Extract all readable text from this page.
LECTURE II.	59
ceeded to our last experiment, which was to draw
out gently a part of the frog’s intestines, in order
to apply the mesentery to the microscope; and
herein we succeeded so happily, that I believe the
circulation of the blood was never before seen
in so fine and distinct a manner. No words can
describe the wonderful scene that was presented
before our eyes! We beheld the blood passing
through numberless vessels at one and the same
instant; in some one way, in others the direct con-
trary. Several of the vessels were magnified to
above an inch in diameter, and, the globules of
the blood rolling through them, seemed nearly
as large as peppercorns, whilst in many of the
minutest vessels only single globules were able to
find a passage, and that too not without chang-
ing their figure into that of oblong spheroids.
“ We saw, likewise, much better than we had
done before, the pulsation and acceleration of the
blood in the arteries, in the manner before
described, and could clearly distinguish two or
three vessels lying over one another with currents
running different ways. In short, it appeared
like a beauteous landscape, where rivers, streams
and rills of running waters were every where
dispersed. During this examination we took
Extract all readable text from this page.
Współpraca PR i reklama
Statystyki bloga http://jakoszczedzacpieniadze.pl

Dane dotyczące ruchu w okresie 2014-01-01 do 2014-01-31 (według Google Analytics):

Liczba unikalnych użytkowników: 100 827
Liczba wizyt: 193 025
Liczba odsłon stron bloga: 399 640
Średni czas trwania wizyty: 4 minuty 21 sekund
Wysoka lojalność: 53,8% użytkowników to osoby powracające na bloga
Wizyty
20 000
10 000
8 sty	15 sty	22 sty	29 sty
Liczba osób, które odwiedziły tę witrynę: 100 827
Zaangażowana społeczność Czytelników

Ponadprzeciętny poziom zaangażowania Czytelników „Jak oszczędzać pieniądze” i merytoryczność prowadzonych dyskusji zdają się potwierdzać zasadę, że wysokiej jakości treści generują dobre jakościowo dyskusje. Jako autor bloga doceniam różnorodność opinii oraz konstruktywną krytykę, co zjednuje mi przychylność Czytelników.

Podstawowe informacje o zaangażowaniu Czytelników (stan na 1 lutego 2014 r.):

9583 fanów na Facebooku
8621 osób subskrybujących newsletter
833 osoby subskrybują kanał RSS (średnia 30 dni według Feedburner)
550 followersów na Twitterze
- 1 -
==*==
- The request:
Copy the material above back out, exactly as written.

- Exercise response:
Extract all readable text from this page.
LECTURE II.	59
ceeded to our last experiment, which was to draw
out gently a part of the frog’s intestines, in order
to apply the mesentery to the microscope; and
herein we succeeded so happily, that I believe the
circulation of the blood was never before seen
in so fine and distinct a manner. No words can
describe the wonderful scene that was presented
before our eyes! We beheld the blood passing
through numberless vessels at one and the same
instant; in some one way, in others the direct con-
trary. Several of the vessels were magnified to
above an inch in diameter, and, the globules of
the blood rolling through them, seemed nearly
as large as peppercorns, whilst in many of the
minutest vessels only single globules were able to
find a passage, and that too not without chang-
ing their figure into that of oblong spheroids.
“ We saw, likewise, much better than we had
done before, the pulsation and acceleration of the
blood in the arteries, in the manner before
described, and could clearly distinguish two or
three vessels lying over one another with currents
running different ways. In short, it appeared
like a beauteous landscape, where rivers, streams
and rills of running waters were every where
dispersed. During this examination we took
Extract all readable text from this page.
Współpraca PR i reklama
Statystyki bloga http://jakoszczedzacpieniadze.pl

Dane dotyczące ruchu w okresie 2014-01-01 do 2014-01-31 (według Google Analytics):

Liczba unikalnych użytkowników: 100 827
Liczba wizyt: 193 025
Liczba odsłon stron bloga: 399 640
Średni czas trwania wizyty: 4 minuty 21 sekund
Wysoka lojalność: 53,8% użytkowników to osoby powracające na bloga
Wizyty
20 000
10 000
8 sty	15 sty	22 sty	29 sty
Liczba osób, które odwiedziły tę witrynę: 100 827
Zaangażowana społeczność Czytelników

Ponadprzeciętny poziom zaangażowania Czytelników „Jak oszczędzać pieniądze” i merytoryczność prowadzonych dyskusji zdają się potwierdzać zasadę, że wysokiej jakości treści generują dobre jakościowo dyskusje. Jako autor bloga doceniam różnorodność opinii oraz konstruktywną krytykę, co zjednuje mi przychylność Czytelników.

Podstawowe informacje o zaangażowaniu Czytelników (stan na 1 lutego 2014 r.):

9583 fanów na Facebooku
8621 osób subskrybujących newsletter
833 osoby subskrybują kanał RSS (średnia 30 dni według Feedburner)
550 followersów na Twitterze
- 1 -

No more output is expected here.